Data tied to figure images
****

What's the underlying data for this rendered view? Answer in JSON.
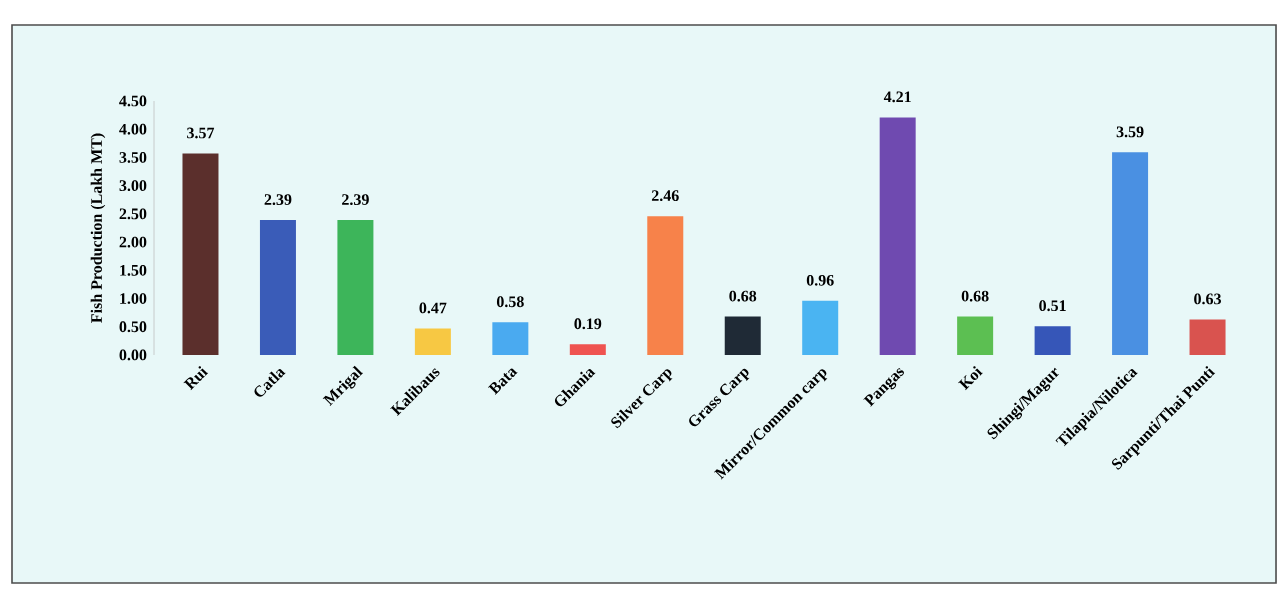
{
  "chart_data": {
    "type": "bar",
    "ylabel": "Fish Production (Lakh MT)",
    "categories": [
      "Rui",
      "Catla",
      "Mrigal",
      "Kalibaus",
      "Bata",
      "Ghania",
      "Silver Carp",
      "Grass Carp",
      "Mirror/Common carp",
      "Pangas",
      "Koi",
      "Shingi/Magur",
      "Tilapia/Nilotica",
      "Sarpunti/Thai Punti"
    ],
    "values": [
      3.57,
      2.39,
      2.39,
      0.47,
      0.58,
      0.19,
      2.46,
      0.68,
      0.96,
      4.21,
      0.68,
      0.51,
      3.59,
      0.63
    ],
    "colors": [
      "#5b2f2c",
      "#3a5cb8",
      "#3db55a",
      "#f7c843",
      "#4aaaf0",
      "#ef5350",
      "#f7824a",
      "#1f2a36",
      "#4ab4f2",
      "#6f4ab0",
      "#5cbf52",
      "#3656b8",
      "#4a90e2",
      "#d9534f"
    ],
    "ylim": [
      0,
      4.5
    ],
    "yticks": [
      {
        "value": 0,
        "label": "0.00"
      },
      {
        "value": 0.5,
        "label": "0.50"
      },
      {
        "value": 1,
        "label": "1.00"
      },
      {
        "value": 1.5,
        "label": "1.50"
      },
      {
        "value": 2,
        "label": "2.00"
      },
      {
        "value": 2.5,
        "label": "2.50"
      },
      {
        "value": 3,
        "label": "3.00"
      },
      {
        "value": 3.5,
        "label": "3.50"
      },
      {
        "value": 4,
        "label": "4.00"
      },
      {
        "value": 4.5,
        "label": "4.50"
      }
    ],
    "data_labels": true,
    "grid": false
  }
}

****

Make a verbatim copy of all the entries and strip out the pictures.

- _Result for this exercise_
What's the underlying data for this rendered view? Answer in JSON.
{
  "chart_data": {
    "type": "bar",
    "ylabel": "Fish Production (Lakh MT)",
    "categories": [
      "Rui",
      "Catla",
      "Mrigal",
      "Kalibaus",
      "Bata",
      "Ghania",
      "Silver Carp",
      "Grass Carp",
      "Mirror/Common carp",
      "Pangas",
      "Koi",
      "Shingi/Magur",
      "Tilapia/Nilotica",
      "Sarpunti/Thai Punti"
    ],
    "values": [
      3.57,
      2.39,
      2.39,
      0.47,
      0.58,
      0.19,
      2.46,
      0.68,
      0.96,
      4.21,
      0.68,
      0.51,
      3.59,
      0.63
    ],
    "colors": [
      "#5b2f2c",
      "#3a5cb8",
      "#3db55a",
      "#f7c843",
      "#4aaaf0",
      "#ef5350",
      "#f7824a",
      "#1f2a36",
      "#4ab4f2",
      "#6f4ab0",
      "#5cbf52",
      "#3656b8",
      "#4a90e2",
      "#d9534f"
    ],
    "ylim": [
      0,
      4.5
    ],
    "yticks": [
      {
        "value": 0,
        "label": "0.00"
      },
      {
        "value": 0.5,
        "label": "0.50"
      },
      {
        "value": 1,
        "label": "1.00"
      },
      {
        "value": 1.5,
        "label": "1.50"
      },
      {
        "value": 2,
        "label": "2.00"
      },
      {
        "value": 2.5,
        "label": "2.50"
      },
      {
        "value": 3,
        "label": "3.00"
      },
      {
        "value": 3.5,
        "label": "3.50"
      },
      {
        "value": 4,
        "label": "4.00"
      },
      {
        "value": 4.5,
        "label": "4.50"
      }
    ],
    "data_labels": true,
    "grid": false
  }
}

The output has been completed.